- _STATED GOAL_
Skip every picture and transcribe the remaining material exactly.

- _DATASET CONTENT_
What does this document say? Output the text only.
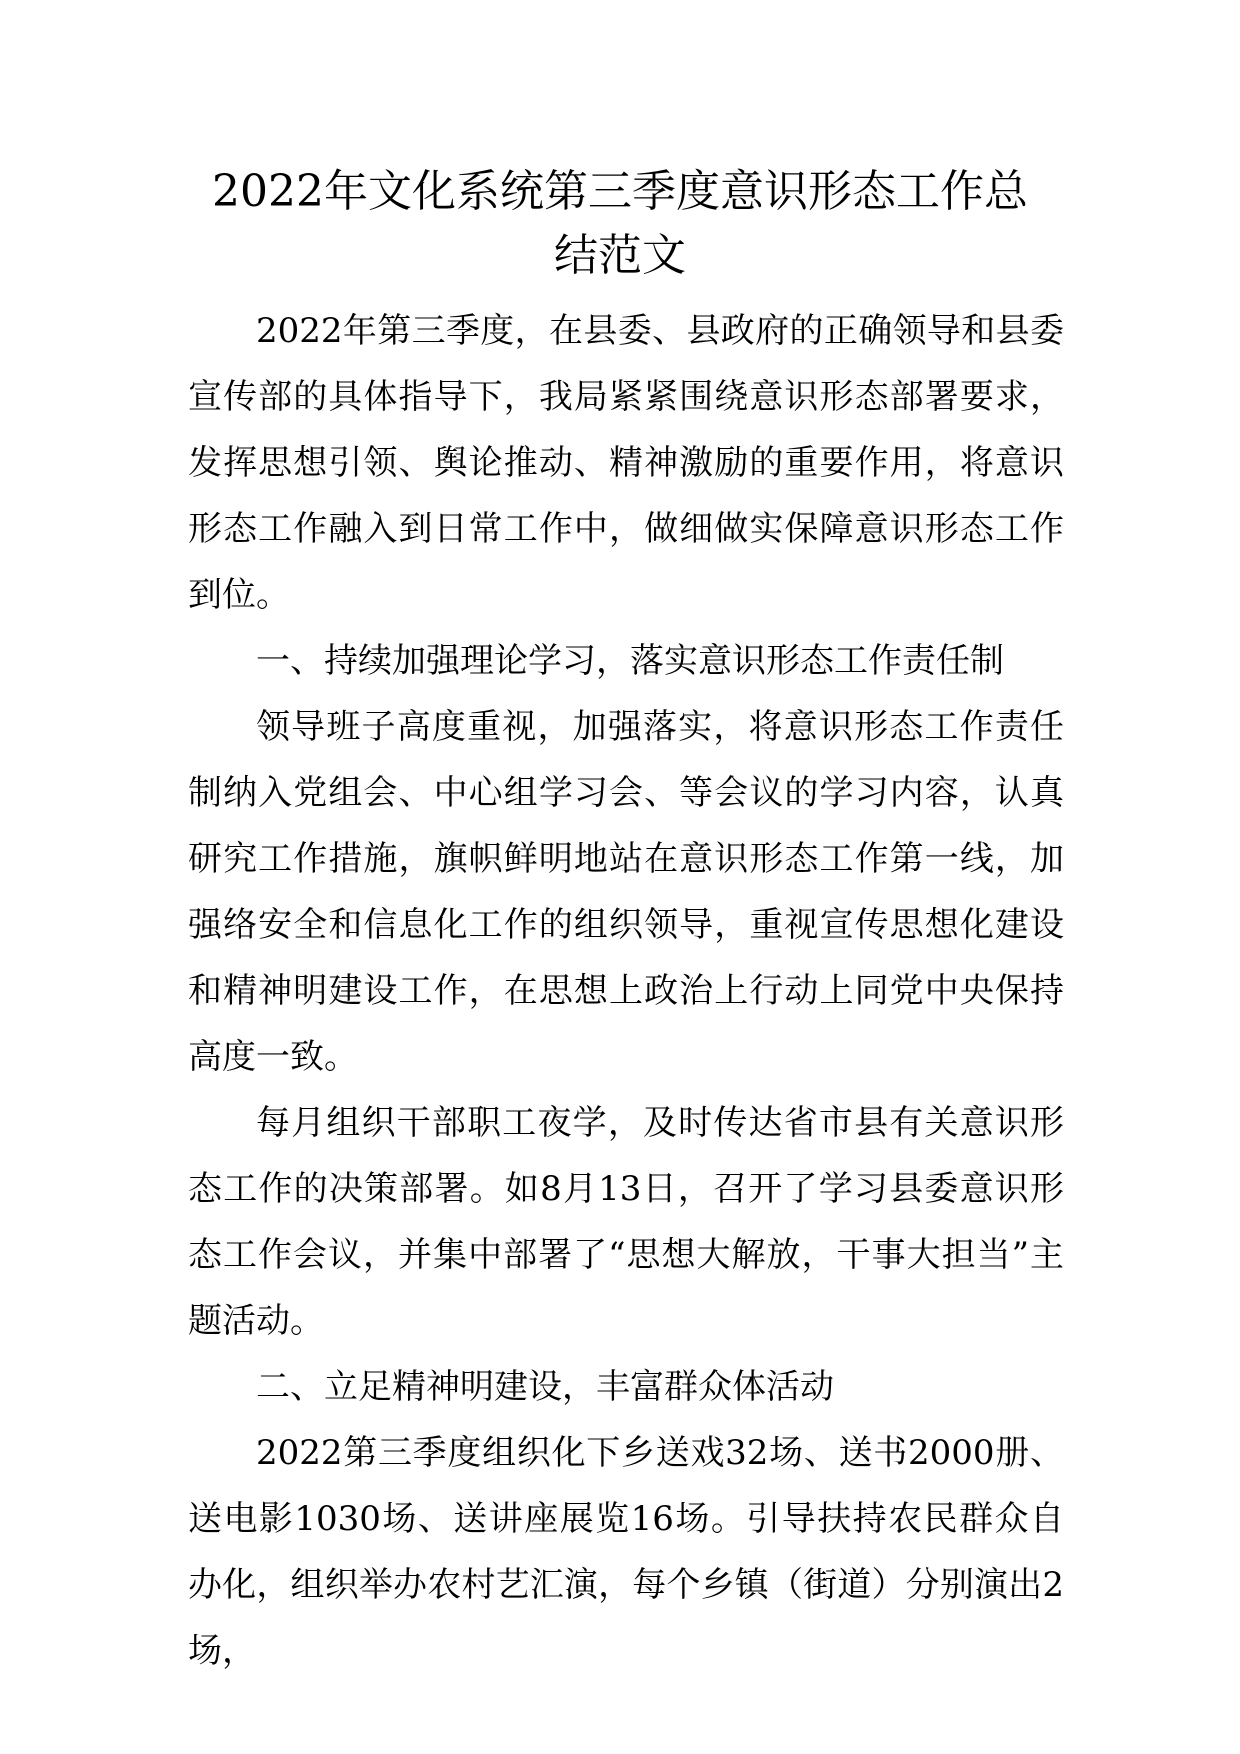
2022年文化系统第三季度意识形态工作总
结范文

2022年第三季度，在县委、县政府的正确领导和县委宣传部的具体指导下，我局紧紧围绕意识形态部署要求，发挥思想引领、舆论推动、精神激励的重要作用，将意识形态工作融入到日常工作中，做细做实保障意识形态工作到位。

一、持续加强理论学习，落实意识形态工作责任制

领导班子高度重视，加强落实，将意识形态工作责任制纳入党组会、中心组学习会、等会议的学习内容，认真研究工作措施，旗帜鲜明地站在意识形态工作第一线，加强络安全和信息化工作的组织领导，重视宣传思想化建设和精神明建设工作，在思想上政治上行动上同党中央保持高度一致。

每月组织干部职工夜学，及时传达省市县有关意识形态工作的决策部署。如8月13日，召开了学习县委意识形态工作会议，并集中部署了“思想大解放，干事大担当”主题活动。

二、立足精神明建设，丰富群众体活动

2022第三季度组织化下乡送戏32场、送书2000册、送电影1030场、送讲座展览16场。引导扶持农民群众自办化，组织举办农村艺汇演，每个乡镇（街道）分别演出2场，
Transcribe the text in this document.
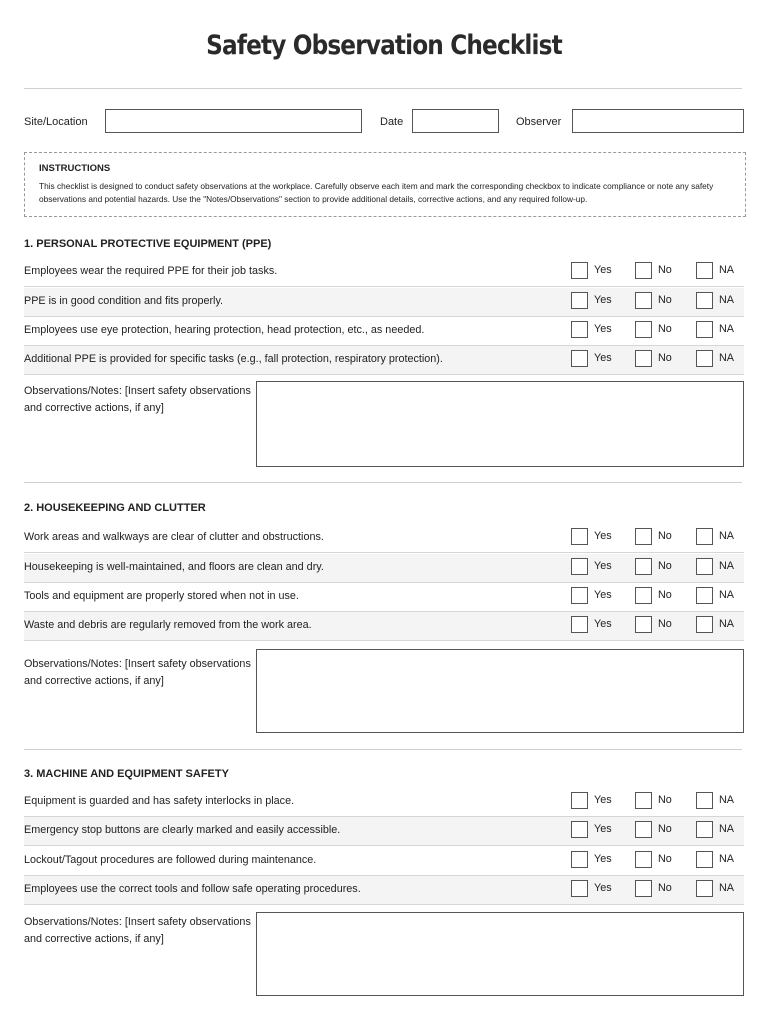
Safety Observation Checklist
Site/Location	Date	Observer
INSTRUCTIONS
This checklist is designed to conduct safety observations at the workplace. Carefully observe each item and mark the corresponding checkbox to indicate compliance or note any safety observations and potential hazards. Use the "Notes/Observations" section to provide additional details, corrective actions, and any required follow-up.
1. PERSONAL PROTECTIVE EQUIPMENT (PPE)
Employees wear the required PPE for their job tasks.	Yes	No	NA
PPE is in good condition and fits properly.	Yes	No	NA
Employees use eye protection, hearing protection, head protection, etc., as needed.	Yes	No	NA
Additional PPE is provided for specific tasks (e.g., fall protection, respiratory protection).	Yes	No	NA
Observations/Notes: [Insert safety observations and corrective actions, if any]
2. HOUSEKEEPING AND CLUTTER
Work areas and walkways are clear of clutter and obstructions.	Yes	No	NA
Housekeeping is well-maintained, and floors are clean and dry.	Yes	No	NA
Tools and equipment are properly stored when not in use.	Yes	No	NA
Waste and debris are regularly removed from the work area.	Yes	No	NA
Observations/Notes: [Insert safety observations and corrective actions, if any]
3. MACHINE AND EQUIPMENT SAFETY
Equipment is guarded and has safety interlocks in place.	Yes	No	NA
Emergency stop buttons are clearly marked and easily accessible.	Yes	No	NA
Lockout/Tagout procedures are followed during maintenance.	Yes	No	NA
Employees use the correct tools and follow safe operating procedures.	Yes	No	NA
Observations/Notes: [Insert safety observations and corrective actions, if any]
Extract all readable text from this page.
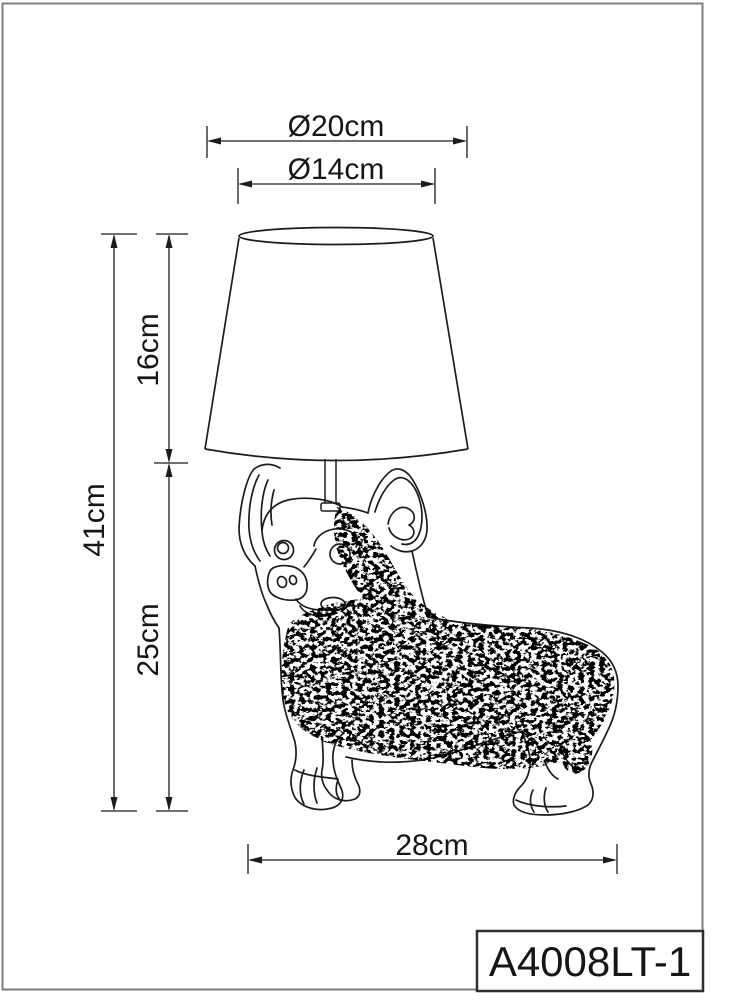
Ø20cm
Ø14cm
41cm
16cm
25cm
28cm
A4008LT-1
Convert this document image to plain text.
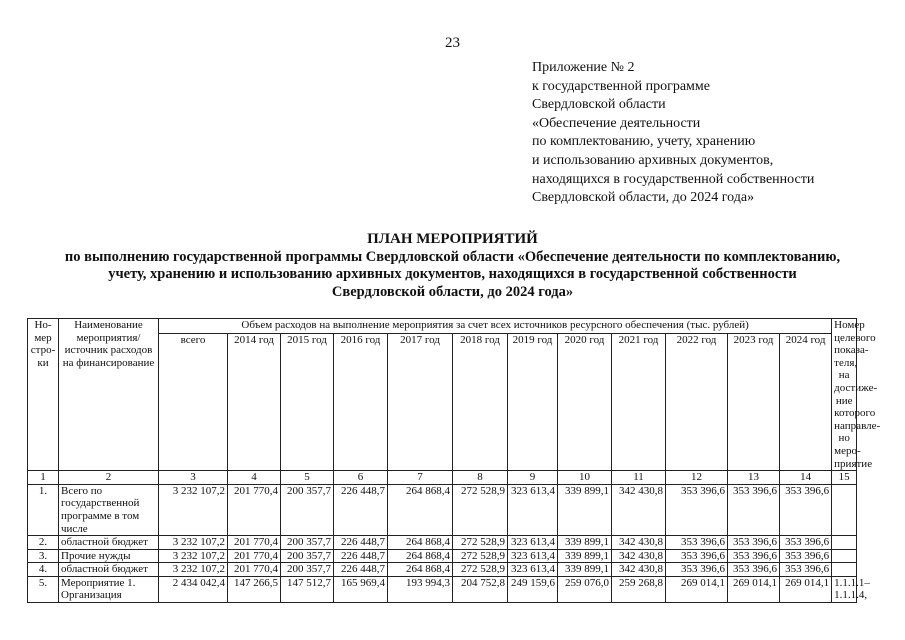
23
Приложение № 2
к государственной программе
Свердловской области
«Обеспечение деятельности
по комплектованию, учету, хранению
и использованию архивных документов,
находящихся в государственной собственности
Свердловской области, до 2024 года»
ПЛАН МЕРОПРИЯТИЙ
по выполнению государственной программы Свердловской области «Обеспечение деятельности по комплектованию,
учету, хранению и использованию архивных документов, находящихся в государственной собственности
Свердловской области, до 2024 года»
Но-мер стро-ки	Наименование мероприятия/ источник расходов на финансирование	Объем расходов на выполнение мероприятия за счет всех источников ресурсного обеспечения (тыс. рублей)												Номер целевого показа-теля, на достиже-ние которого направле-но меро-приятие
		всего	2014 год	2015 год	2016 год	2017 год	2018 год	2019 год	2020 год	2021 год	2022 год	2023 год	2024 год	
1	2	3	4	5	6	7	8	9	10	11	12	13	14	15
1.	Всего по государственной программе в том числе	3 232 107,2	201 770,4	200 357,7	226 448,7	264 868,4	272 528,9	323 613,4	339 899,1	342 430,8	353 396,6	353 396,6	353 396,6	
2.	областной бюджет	3 232 107,2	201 770,4	200 357,7	226 448,7	264 868,4	272 528,9	323 613,4	339 899,1	342 430,8	353 396,6	353 396,6	353 396,6	
3.	Прочие нужды	3 232 107,2	201 770,4	200 357,7	226 448,7	264 868,4	272 528,9	323 613,4	339 899,1	342 430,8	353 396,6	353 396,6	353 396,6	
4.	областной бюджет	3 232 107,2	201 770,4	200 357,7	226 448,7	264 868,4	272 528,9	323 613,4	339 899,1	342 430,8	353 396,6	353 396,6	353 396,6	
5.	Мероприятие 1. Организация	2 434 042,4	147 266,5	147 512,7	165 969,4	193 994,3	204 752,8	249 159,6	259 076,0	259 268,8	269 014,1	269 014,1	269 014,1	1.1.1.1– 1.1.1.4,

- _THE COMPLETED TASK_
What does this document say? Output the text only.
2022年文化系统第三季度意识形态工作总
结范文

2022年第三季度，在县委、县政府的正确领导和县委宣传部的具体指导下，我局紧紧围绕意识形态部署要求，发挥思想引领、舆论推动、精神激励的重要作用，将意识形态工作融入到日常工作中，做细做实保障意识形态工作到位。

一、持续加强理论学习，落实意识形态工作责任制

领导班子高度重视，加强落实，将意识形态工作责任制纳入党组会、中心组学习会、等会议的学习内容，认真研究工作措施，旗帜鲜明地站在意识形态工作第一线，加强络安全和信息化工作的组织领导，重视宣传思想化建设和精神明建设工作，在思想上政治上行动上同党中央保持高度一致。

每月组织干部职工夜学，及时传达省市县有关意识形态工作的决策部署。如8月13日，召开了学习县委意识形态工作会议，并集中部署了“思想大解放，干事大担当”主题活动。

二、立足精神明建设，丰富群众体活动

2022第三季度组织化下乡送戏32场、送书2000册、送电影1030场、送讲座展览16场。引导扶持农民群众自办化，组织举办农村艺汇演，每个乡镇（街道）分别演出2场，
Transcribe the text in this document.
Safety Observation Checklist
Site/Location	Date	Observer
INSTRUCTIONS
This checklist is designed to conduct safety observations at the workplace. Carefully observe each item and mark the corresponding checkbox to indicate compliance or note any safety observations and potential hazards. Use the "Notes/Observations" section to provide additional details, corrective actions, and any required follow-up.
1. PERSONAL PROTECTIVE EQUIPMENT (PPE)
Employees wear the required PPE for their job tasks.	Yes	No	NA
PPE is in good condition and fits properly.	Yes	No	NA
Employees use eye protection, hearing protection, head protection, etc., as needed.	Yes	No	NA
Additional PPE is provided for specific tasks (e.g., fall protection, respiratory protection).	Yes	No	NA
Observations/Notes: [Insert safety observations and corrective actions, if any]
2. HOUSEKEEPING AND CLUTTER
Work areas and walkways are clear of clutter and obstructions.	Yes	No	NA
Housekeeping is well-maintained, and floors are clean and dry.	Yes	No	NA
Tools and equipment are properly stored when not in use.	Yes	No	NA
Waste and debris are regularly removed from the work area.	Yes	No	NA
Observations/Notes: [Insert safety observations and corrective actions, if any]
3. MACHINE AND EQUIPMENT SAFETY
Equipment is guarded and has safety interlocks in place.	Yes	No	NA
Emergency stop buttons are clearly marked and easily accessible.	Yes	No	NA
Lockout/Tagout procedures are followed during maintenance.	Yes	No	NA
Employees use the correct tools and follow safe operating procedures.	Yes	No	NA
Observations/Notes: [Insert safety observations and corrective actions, if any]
Extract all readable text from this page.
Ø20cm
Ø14cm
41cm
16cm
25cm
28cm
A4008LT-1
Convert this document image to plain text.
23
Приложение № 2
к государственной программе
Свердловской области
«Обеспечение деятельности
по комплектованию, учету, хранению
и использованию архивных документов,
находящихся в государственной собственности
Свердловской области, до 2024 года»
ПЛАН МЕРОПРИЯТИЙ
по выполнению государственной программы Свердловской области «Обеспечение деятельности по комплектованию,
учету, хранению и использованию архивных документов, находящихся в государственной собственности
Свердловской области, до 2024 года»
Но-мер стро-ки	Наименование мероприятия/ источник расходов на финансирование	Объем расходов на выполнение мероприятия за счет всех источников ресурсного обеспечения (тыс. рублей)												Номер целевого показа-теля, на достиже-ние которого направле-но меро-приятие
		всего	2014 год	2015 год	2016 год	2017 год	2018 год	2019 год	2020 год	2021 год	2022 год	2023 год	2024 год	
1	2	3	4	5	6	7	8	9	10	11	12	13	14	15
1.	Всего по государственной программе в том числе	3 232 107,2	201 770,4	200 357,7	226 448,7	264 868,4	272 528,9	323 613,4	339 899,1	342 430,8	353 396,6	353 396,6	353 396,6	
2.	областной бюджет	3 232 107,2	201 770,4	200 357,7	226 448,7	264 868,4	272 528,9	323 613,4	339 899,1	342 430,8	353 396,6	353 396,6	353 396,6	
3.	Прочие нужды	3 232 107,2	201 770,4	200 357,7	226 448,7	264 868,4	272 528,9	323 613,4	339 899,1	342 430,8	353 396,6	353 396,6	353 396,6	
4.	областной бюджет	3 232 107,2	201 770,4	200 357,7	226 448,7	264 868,4	272 528,9	323 613,4	339 899,1	342 430,8	353 396,6	353 396,6	353 396,6	
5.	Мероприятие 1. Организация	2 434 042,4	147 266,5	147 512,7	165 969,4	193 994,3	204 752,8	249 159,6	259 076,0	259 268,8	269 014,1	269 014,1	269 014,1	1.1.1.1– 1.1.1.4,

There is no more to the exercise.